▶ **Your instructions**
Using the listing below, report all lines holding the word "loss".

▶ **Working data**
- - - - -

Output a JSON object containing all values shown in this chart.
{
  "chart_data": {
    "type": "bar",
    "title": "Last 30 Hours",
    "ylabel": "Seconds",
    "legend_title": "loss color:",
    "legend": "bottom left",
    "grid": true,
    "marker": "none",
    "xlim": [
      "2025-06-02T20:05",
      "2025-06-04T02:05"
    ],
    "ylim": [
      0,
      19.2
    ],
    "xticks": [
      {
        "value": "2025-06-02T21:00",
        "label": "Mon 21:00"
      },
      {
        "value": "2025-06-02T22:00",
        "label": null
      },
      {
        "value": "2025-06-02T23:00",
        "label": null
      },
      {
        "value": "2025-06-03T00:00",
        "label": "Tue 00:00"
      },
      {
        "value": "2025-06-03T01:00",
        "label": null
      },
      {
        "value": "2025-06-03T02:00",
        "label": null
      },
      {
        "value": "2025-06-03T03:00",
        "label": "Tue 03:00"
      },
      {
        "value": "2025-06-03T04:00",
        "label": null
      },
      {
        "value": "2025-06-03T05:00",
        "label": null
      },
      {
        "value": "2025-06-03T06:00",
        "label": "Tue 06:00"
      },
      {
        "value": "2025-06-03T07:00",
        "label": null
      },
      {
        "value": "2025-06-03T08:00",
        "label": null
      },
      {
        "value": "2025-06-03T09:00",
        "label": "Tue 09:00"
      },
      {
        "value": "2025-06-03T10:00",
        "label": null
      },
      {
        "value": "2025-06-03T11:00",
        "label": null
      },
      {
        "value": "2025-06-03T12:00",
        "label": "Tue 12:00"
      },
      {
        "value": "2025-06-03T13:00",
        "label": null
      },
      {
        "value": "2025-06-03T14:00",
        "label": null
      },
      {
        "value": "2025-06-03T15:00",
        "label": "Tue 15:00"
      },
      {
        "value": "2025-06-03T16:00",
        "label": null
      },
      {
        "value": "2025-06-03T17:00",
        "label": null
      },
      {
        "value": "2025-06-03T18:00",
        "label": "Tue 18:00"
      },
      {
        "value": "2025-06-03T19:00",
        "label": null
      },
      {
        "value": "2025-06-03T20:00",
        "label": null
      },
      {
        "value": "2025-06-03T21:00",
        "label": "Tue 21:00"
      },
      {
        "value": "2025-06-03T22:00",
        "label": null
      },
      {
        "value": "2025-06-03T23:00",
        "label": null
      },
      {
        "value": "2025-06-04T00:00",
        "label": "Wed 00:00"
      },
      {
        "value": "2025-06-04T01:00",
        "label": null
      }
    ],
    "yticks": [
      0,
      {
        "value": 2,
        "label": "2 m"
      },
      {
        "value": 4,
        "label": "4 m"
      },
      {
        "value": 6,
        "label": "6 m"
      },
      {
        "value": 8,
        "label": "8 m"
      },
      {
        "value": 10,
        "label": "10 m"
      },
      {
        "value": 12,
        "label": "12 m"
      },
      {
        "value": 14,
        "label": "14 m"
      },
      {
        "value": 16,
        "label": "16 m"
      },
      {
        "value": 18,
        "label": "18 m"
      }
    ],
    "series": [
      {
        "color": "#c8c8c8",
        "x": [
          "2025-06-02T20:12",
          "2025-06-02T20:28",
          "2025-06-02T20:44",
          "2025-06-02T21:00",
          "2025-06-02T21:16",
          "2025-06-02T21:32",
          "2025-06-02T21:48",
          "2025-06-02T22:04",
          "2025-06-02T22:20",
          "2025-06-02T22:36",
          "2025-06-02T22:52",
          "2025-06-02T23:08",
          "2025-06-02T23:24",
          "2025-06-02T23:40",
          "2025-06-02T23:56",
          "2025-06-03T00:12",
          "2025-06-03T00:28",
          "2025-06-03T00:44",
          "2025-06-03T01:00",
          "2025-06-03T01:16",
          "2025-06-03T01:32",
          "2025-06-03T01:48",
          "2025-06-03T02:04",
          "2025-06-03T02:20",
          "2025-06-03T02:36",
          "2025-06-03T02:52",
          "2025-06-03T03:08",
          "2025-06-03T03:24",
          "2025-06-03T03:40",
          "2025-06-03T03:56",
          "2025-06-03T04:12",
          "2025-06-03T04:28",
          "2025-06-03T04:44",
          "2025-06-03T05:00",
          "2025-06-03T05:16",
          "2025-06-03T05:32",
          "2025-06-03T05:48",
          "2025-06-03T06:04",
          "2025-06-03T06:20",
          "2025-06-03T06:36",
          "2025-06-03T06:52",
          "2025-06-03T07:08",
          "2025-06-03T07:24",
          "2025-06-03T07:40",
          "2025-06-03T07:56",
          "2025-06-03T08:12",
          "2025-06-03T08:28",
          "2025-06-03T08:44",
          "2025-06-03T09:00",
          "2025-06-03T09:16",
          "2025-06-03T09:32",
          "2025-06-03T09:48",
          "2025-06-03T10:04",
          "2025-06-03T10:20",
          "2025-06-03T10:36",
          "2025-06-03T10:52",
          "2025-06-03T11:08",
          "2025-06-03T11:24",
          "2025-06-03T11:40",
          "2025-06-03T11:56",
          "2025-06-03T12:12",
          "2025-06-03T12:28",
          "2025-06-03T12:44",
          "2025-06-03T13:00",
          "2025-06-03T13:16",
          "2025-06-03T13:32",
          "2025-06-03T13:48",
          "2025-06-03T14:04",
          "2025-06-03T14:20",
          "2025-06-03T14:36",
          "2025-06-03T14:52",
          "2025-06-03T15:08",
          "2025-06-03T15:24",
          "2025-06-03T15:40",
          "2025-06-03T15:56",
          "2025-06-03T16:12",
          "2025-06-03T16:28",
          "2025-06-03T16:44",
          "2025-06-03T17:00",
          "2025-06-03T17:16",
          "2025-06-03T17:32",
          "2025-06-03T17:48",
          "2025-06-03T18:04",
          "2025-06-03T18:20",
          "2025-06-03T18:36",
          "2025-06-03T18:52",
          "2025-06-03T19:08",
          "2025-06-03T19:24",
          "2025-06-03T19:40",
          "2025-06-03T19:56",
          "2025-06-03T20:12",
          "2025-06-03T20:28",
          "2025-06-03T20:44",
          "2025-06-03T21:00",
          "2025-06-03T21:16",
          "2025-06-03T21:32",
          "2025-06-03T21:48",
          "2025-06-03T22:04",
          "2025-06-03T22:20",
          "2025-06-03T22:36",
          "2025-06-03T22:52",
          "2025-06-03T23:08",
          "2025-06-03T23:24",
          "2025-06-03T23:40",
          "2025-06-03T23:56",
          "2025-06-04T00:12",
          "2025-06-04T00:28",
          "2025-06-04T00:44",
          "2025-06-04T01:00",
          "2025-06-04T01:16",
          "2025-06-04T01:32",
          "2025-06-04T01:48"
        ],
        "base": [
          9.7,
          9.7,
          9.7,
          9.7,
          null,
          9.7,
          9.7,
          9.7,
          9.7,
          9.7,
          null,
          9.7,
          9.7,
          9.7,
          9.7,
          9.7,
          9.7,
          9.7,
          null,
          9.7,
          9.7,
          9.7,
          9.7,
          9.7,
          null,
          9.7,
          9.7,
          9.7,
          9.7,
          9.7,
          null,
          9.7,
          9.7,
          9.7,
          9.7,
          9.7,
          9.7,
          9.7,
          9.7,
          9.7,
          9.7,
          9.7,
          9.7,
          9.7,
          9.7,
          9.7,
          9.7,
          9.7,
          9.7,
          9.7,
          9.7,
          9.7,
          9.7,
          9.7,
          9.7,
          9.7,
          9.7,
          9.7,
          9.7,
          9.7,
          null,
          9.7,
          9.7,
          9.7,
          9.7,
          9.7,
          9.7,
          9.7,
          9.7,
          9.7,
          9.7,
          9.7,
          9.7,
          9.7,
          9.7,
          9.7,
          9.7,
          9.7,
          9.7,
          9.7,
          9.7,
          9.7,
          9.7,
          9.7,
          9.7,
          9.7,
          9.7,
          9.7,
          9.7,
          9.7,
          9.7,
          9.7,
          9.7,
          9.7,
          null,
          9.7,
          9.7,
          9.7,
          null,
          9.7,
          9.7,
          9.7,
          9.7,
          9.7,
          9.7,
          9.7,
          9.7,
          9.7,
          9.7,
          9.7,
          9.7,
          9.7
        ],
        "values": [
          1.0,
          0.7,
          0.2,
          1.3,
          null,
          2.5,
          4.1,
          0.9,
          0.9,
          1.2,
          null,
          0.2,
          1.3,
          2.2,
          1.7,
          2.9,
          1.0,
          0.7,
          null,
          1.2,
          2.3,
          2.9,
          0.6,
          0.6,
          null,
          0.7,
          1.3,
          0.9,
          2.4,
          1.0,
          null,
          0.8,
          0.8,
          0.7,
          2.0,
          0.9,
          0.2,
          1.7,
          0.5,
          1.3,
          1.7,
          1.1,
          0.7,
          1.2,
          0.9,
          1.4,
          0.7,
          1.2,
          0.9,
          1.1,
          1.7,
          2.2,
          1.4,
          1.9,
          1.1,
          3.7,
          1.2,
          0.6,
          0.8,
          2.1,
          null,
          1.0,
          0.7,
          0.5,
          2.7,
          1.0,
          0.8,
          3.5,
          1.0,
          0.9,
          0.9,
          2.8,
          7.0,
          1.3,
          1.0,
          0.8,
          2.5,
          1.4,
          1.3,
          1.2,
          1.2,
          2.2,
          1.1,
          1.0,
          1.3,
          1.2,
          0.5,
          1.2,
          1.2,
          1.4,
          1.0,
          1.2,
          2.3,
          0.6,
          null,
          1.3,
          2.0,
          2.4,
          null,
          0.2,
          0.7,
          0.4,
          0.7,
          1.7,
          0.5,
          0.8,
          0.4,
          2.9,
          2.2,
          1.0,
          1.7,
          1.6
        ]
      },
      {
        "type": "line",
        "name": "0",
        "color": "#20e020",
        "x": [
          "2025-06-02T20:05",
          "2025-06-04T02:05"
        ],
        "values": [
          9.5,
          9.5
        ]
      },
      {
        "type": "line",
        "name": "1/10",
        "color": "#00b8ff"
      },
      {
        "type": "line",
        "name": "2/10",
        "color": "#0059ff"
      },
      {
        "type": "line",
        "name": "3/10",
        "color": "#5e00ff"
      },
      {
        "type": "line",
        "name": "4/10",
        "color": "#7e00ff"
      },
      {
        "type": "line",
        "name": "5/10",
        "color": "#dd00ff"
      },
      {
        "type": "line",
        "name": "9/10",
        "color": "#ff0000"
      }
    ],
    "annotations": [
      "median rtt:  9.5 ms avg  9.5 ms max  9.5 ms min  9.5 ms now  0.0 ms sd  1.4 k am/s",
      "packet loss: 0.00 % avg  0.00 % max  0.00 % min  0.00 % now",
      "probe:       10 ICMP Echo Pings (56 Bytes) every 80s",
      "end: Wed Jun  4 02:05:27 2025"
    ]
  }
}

- - - - -

▶ **Written solution**
    "legend_title": "loss color:",
      "packet loss: 0.00 % avg  0.00 % max  0.00 % min  0.00 % now",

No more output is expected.